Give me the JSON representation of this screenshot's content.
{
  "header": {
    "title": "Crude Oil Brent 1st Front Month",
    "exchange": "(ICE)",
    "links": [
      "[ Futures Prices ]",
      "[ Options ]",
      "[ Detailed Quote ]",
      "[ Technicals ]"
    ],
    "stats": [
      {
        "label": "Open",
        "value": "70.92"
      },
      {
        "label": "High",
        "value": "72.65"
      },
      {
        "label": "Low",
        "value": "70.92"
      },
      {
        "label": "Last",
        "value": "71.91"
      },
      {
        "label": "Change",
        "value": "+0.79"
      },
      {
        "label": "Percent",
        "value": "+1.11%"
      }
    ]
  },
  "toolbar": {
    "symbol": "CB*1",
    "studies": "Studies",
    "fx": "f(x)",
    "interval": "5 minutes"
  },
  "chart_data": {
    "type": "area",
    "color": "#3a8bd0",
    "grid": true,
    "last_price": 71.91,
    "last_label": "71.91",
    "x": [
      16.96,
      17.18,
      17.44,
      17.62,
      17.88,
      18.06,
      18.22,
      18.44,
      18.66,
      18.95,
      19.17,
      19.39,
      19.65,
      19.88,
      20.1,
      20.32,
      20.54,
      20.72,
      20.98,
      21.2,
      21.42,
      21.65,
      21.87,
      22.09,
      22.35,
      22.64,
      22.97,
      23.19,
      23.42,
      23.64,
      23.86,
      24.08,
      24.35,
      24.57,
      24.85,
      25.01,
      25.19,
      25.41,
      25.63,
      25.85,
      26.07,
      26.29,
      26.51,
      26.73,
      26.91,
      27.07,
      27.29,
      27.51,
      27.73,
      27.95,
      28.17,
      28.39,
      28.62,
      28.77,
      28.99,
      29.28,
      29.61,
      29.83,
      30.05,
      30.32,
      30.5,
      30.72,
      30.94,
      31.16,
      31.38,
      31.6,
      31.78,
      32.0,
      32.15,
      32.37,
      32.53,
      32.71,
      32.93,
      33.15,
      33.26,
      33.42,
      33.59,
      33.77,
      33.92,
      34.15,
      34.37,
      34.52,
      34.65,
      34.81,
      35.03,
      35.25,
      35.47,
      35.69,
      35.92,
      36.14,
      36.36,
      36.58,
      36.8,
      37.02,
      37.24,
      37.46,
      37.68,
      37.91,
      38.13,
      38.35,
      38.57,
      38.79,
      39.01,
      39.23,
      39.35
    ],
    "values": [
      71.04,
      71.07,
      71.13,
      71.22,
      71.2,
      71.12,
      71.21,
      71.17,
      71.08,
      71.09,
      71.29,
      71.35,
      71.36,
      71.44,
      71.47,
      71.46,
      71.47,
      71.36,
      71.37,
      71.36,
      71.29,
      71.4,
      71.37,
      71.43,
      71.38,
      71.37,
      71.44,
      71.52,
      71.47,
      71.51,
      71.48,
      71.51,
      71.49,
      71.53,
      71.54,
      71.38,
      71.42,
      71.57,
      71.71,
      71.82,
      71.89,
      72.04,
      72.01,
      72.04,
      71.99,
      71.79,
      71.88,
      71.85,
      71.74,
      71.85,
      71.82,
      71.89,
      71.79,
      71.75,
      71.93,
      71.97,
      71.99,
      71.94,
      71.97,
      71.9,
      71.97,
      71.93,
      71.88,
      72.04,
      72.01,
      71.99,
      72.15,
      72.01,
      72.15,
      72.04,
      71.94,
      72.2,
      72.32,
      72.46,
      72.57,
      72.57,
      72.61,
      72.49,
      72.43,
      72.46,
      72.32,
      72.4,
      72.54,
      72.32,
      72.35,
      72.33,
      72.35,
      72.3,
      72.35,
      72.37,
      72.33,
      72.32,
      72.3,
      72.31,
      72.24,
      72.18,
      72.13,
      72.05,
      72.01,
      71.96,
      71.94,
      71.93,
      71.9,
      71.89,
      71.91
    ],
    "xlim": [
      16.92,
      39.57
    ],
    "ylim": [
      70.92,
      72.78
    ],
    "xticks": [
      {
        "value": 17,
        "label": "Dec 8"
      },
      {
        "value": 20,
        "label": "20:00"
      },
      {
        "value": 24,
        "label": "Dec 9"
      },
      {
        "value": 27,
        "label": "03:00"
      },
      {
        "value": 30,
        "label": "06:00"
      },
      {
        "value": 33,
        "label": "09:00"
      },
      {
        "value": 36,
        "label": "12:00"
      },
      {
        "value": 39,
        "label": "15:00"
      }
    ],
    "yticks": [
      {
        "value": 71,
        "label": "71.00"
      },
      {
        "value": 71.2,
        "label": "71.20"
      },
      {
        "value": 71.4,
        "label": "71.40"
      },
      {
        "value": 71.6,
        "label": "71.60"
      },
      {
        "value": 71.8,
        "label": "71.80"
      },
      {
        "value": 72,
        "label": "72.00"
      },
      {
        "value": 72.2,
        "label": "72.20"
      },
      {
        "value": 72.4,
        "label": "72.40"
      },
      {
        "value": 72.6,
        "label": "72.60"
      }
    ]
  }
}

++++++++++

WHAT YOU ARE ASKED TO DO » Write out the complete set of records exactly as given.

ANSWER FOR THE TASK »
Give me the JSON representation of this screenshot's content.
{
  "header": {
    "title": "Crude Oil Brent 1st Front Month",
    "exchange": "(ICE)",
    "links": [
      "[ Futures Prices ]",
      "[ Options ]",
      "[ Detailed Quote ]",
      "[ Technicals ]"
    ],
    "stats": [
      {
        "label": "Open",
        "value": "70.92"
      },
      {
        "label": "High",
        "value": "72.65"
      },
      {
        "label": "Low",
        "value": "70.92"
      },
      {
        "label": "Last",
        "value": "71.91"
      },
      {
        "label": "Change",
        "value": "+0.79"
      },
      {
        "label": "Percent",
        "value": "+1.11%"
      }
    ]
  },
  "toolbar": {
    "symbol": "CB*1",
    "studies": "Studies",
    "fx": "f(x)",
    "interval": "5 minutes"
  },
  "chart_data": {
    "type": "area",
    "color": "#3a8bd0",
    "grid": true,
    "last_price": 71.91,
    "last_label": "71.91",
    "x": [
      16.96,
      17.18,
      17.44,
      17.62,
      17.88,
      18.06,
      18.22,
      18.44,
      18.66,
      18.95,
      19.17,
      19.39,
      19.65,
      19.88,
      20.1,
      20.32,
      20.54,
      20.72,
      20.98,
      21.2,
      21.42,
      21.65,
      21.87,
      22.09,
      22.35,
      22.64,
      22.97,
      23.19,
      23.42,
      23.64,
      23.86,
      24.08,
      24.35,
      24.57,
      24.85,
      25.01,
      25.19,
      25.41,
      25.63,
      25.85,
      26.07,
      26.29,
      26.51,
      26.73,
      26.91,
      27.07,
      27.29,
      27.51,
      27.73,
      27.95,
      28.17,
      28.39,
      28.62,
      28.77,
      28.99,
      29.28,
      29.61,
      29.83,
      30.05,
      30.32,
      30.5,
      30.72,
      30.94,
      31.16,
      31.38,
      31.6,
      31.78,
      32.0,
      32.15,
      32.37,
      32.53,
      32.71,
      32.93,
      33.15,
      33.26,
      33.42,
      33.59,
      33.77,
      33.92,
      34.15,
      34.37,
      34.52,
      34.65,
      34.81,
      35.03,
      35.25,
      35.47,
      35.69,
      35.92,
      36.14,
      36.36,
      36.58,
      36.8,
      37.02,
      37.24,
      37.46,
      37.68,
      37.91,
      38.13,
      38.35,
      38.57,
      38.79,
      39.01,
      39.23,
      39.35
    ],
    "values": [
      71.04,
      71.07,
      71.13,
      71.22,
      71.2,
      71.12,
      71.21,
      71.17,
      71.08,
      71.09,
      71.29,
      71.35,
      71.36,
      71.44,
      71.47,
      71.46,
      71.47,
      71.36,
      71.37,
      71.36,
      71.29,
      71.4,
      71.37,
      71.43,
      71.38,
      71.37,
      71.44,
      71.52,
      71.47,
      71.51,
      71.48,
      71.51,
      71.49,
      71.53,
      71.54,
      71.38,
      71.42,
      71.57,
      71.71,
      71.82,
      71.89,
      72.04,
      72.01,
      72.04,
      71.99,
      71.79,
      71.88,
      71.85,
      71.74,
      71.85,
      71.82,
      71.89,
      71.79,
      71.75,
      71.93,
      71.97,
      71.99,
      71.94,
      71.97,
      71.9,
      71.97,
      71.93,
      71.88,
      72.04,
      72.01,
      71.99,
      72.15,
      72.01,
      72.15,
      72.04,
      71.94,
      72.2,
      72.32,
      72.46,
      72.57,
      72.57,
      72.61,
      72.49,
      72.43,
      72.46,
      72.32,
      72.4,
      72.54,
      72.32,
      72.35,
      72.33,
      72.35,
      72.3,
      72.35,
      72.37,
      72.33,
      72.32,
      72.3,
      72.31,
      72.24,
      72.18,
      72.13,
      72.05,
      72.01,
      71.96,
      71.94,
      71.93,
      71.9,
      71.89,
      71.91
    ],
    "xlim": [
      16.92,
      39.57
    ],
    "ylim": [
      70.92,
      72.78
    ],
    "xticks": [
      {
        "value": 17,
        "label": "Dec 8"
      },
      {
        "value": 20,
        "label": "20:00"
      },
      {
        "value": 24,
        "label": "Dec 9"
      },
      {
        "value": 27,
        "label": "03:00"
      },
      {
        "value": 30,
        "label": "06:00"
      },
      {
        "value": 33,
        "label": "09:00"
      },
      {
        "value": 36,
        "label": "12:00"
      },
      {
        "value": 39,
        "label": "15:00"
      }
    ],
    "yticks": [
      {
        "value": 71,
        "label": "71.00"
      },
      {
        "value": 71.2,
        "label": "71.20"
      },
      {
        "value": 71.4,
        "label": "71.40"
      },
      {
        "value": 71.6,
        "label": "71.60"
      },
      {
        "value": 71.8,
        "label": "71.80"
      },
      {
        "value": 72,
        "label": "72.00"
      },
      {
        "value": 72.2,
        "label": "72.20"
      },
      {
        "value": 72.4,
        "label": "72.40"
      },
      {
        "value": 72.6,
        "label": "72.60"
      }
    ]
  }
}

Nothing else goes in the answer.